Exercise requirements: Nothing but the records beneath, reproduced exactly, should appear in the answer.

Items from a document page collection:
------------------------------------------------------------------------

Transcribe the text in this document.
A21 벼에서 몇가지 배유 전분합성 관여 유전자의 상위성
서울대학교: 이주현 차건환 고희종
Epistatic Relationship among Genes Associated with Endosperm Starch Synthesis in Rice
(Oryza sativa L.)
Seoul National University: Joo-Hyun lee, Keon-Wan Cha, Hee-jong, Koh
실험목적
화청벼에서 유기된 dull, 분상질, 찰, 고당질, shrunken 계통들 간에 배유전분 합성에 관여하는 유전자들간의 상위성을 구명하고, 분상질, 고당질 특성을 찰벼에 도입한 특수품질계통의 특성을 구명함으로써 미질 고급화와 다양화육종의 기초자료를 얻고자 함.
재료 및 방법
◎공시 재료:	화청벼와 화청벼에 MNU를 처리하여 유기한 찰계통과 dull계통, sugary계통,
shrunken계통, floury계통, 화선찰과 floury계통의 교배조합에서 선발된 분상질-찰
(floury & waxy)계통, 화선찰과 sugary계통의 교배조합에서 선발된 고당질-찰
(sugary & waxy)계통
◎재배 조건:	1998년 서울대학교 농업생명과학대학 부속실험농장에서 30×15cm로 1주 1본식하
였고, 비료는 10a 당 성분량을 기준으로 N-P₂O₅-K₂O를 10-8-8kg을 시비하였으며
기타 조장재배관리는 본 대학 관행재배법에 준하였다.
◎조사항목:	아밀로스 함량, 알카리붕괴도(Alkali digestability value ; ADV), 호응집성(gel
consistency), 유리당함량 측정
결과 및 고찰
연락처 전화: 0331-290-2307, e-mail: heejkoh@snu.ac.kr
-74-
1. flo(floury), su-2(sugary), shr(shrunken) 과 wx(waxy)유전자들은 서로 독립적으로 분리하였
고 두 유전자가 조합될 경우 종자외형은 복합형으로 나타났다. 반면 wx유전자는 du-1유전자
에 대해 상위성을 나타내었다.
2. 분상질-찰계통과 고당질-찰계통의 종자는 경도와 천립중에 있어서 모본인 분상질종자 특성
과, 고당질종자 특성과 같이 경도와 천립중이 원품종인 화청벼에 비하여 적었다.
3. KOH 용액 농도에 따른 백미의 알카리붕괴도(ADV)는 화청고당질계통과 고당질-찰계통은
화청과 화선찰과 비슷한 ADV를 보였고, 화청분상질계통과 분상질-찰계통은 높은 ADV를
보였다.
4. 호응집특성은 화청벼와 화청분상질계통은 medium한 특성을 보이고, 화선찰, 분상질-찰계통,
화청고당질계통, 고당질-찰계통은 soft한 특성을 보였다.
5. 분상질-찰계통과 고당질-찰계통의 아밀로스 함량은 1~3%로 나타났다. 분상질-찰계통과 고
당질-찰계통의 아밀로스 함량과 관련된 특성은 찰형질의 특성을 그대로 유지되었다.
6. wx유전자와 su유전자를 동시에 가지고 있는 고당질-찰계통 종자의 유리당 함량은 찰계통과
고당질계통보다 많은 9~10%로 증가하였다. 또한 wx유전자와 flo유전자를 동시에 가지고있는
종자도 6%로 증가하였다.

------------------------------------------------------------------------

Solution to the exercise:
Transcribe the text in this document.
A21 벼에서 몇가지 배유 전분합성 관여 유전자의 상위성
서울대학교: 이주현 차건환 고희종
Epistatic Relationship among Genes Associated with Endosperm Starch Synthesis in Rice
(Oryza sativa L.)
Seoul National University: Joo-Hyun lee, Keon-Wan Cha, Hee-jong, Koh
실험목적
화청벼에서 유기된 dull, 분상질, 찰, 고당질, shrunken 계통들 간에 배유전분 합성에 관여하는 유전자들간의 상위성을 구명하고, 분상질, 고당질 특성을 찰벼에 도입한 특수품질계통의 특성을 구명함으로써 미질 고급화와 다양화육종의 기초자료를 얻고자 함.
재료 및 방법
◎공시 재료:	화청벼와 화청벼에 MNU를 처리하여 유기한 찰계통과 dull계통, sugary계통,
shrunken계통, floury계통, 화선찰과 floury계통의 교배조합에서 선발된 분상질-찰
(floury & waxy)계통, 화선찰과 sugary계통의 교배조합에서 선발된 고당질-찰
(sugary & waxy)계통
◎재배 조건:	1998년 서울대학교 농업생명과학대학 부속실험농장에서 30×15cm로 1주 1본식하
였고, 비료는 10a 당 성분량을 기준으로 N-P₂O₅-K₂O를 10-8-8kg을 시비하였으며
기타 조장재배관리는 본 대학 관행재배법에 준하였다.
◎조사항목:	아밀로스 함량, 알카리붕괴도(Alkali digestability value ; ADV), 호응집성(gel
consistency), 유리당함량 측정
결과 및 고찰
연락처 전화: 0331-290-2307, e-mail: heejkoh@snu.ac.kr
-74-
1. flo(floury), su-2(sugary), shr(shrunken) 과 wx(waxy)유전자들은 서로 독립적으로 분리하였
고 두 유전자가 조합될 경우 종자외형은 복합형으로 나타났다. 반면 wx유전자는 du-1유전자
에 대해 상위성을 나타내었다.
2. 분상질-찰계통과 고당질-찰계통의 종자는 경도와 천립중에 있어서 모본인 분상질종자 특성
과, 고당질종자 특성과 같이 경도와 천립중이 원품종인 화청벼에 비하여 적었다.
3. KOH 용액 농도에 따른 백미의 알카리붕괴도(ADV)는 화청고당질계통과 고당질-찰계통은
화청과 화선찰과 비슷한 ADV를 보였고, 화청분상질계통과 분상질-찰계통은 높은 ADV를
보였다.
4. 호응집특성은 화청벼와 화청분상질계통은 medium한 특성을 보이고, 화선찰, 분상질-찰계통,
화청고당질계통, 고당질-찰계통은 soft한 특성을 보였다.
5. 분상질-찰계통과 고당질-찰계통의 아밀로스 함량은 1~3%로 나타났다. 분상질-찰계통과 고
당질-찰계통의 아밀로스 함량과 관련된 특성은 찰형질의 특성을 그대로 유지되었다.
6. wx유전자와 su유전자를 동시에 가지고 있는 고당질-찰계통 종자의 유리당 함량은 찰계통과
고당질계통보다 많은 9~10%로 증가하였다. 또한 wx유전자와 flo유전자를 동시에 가지고있는
종자도 6%로 증가하였다.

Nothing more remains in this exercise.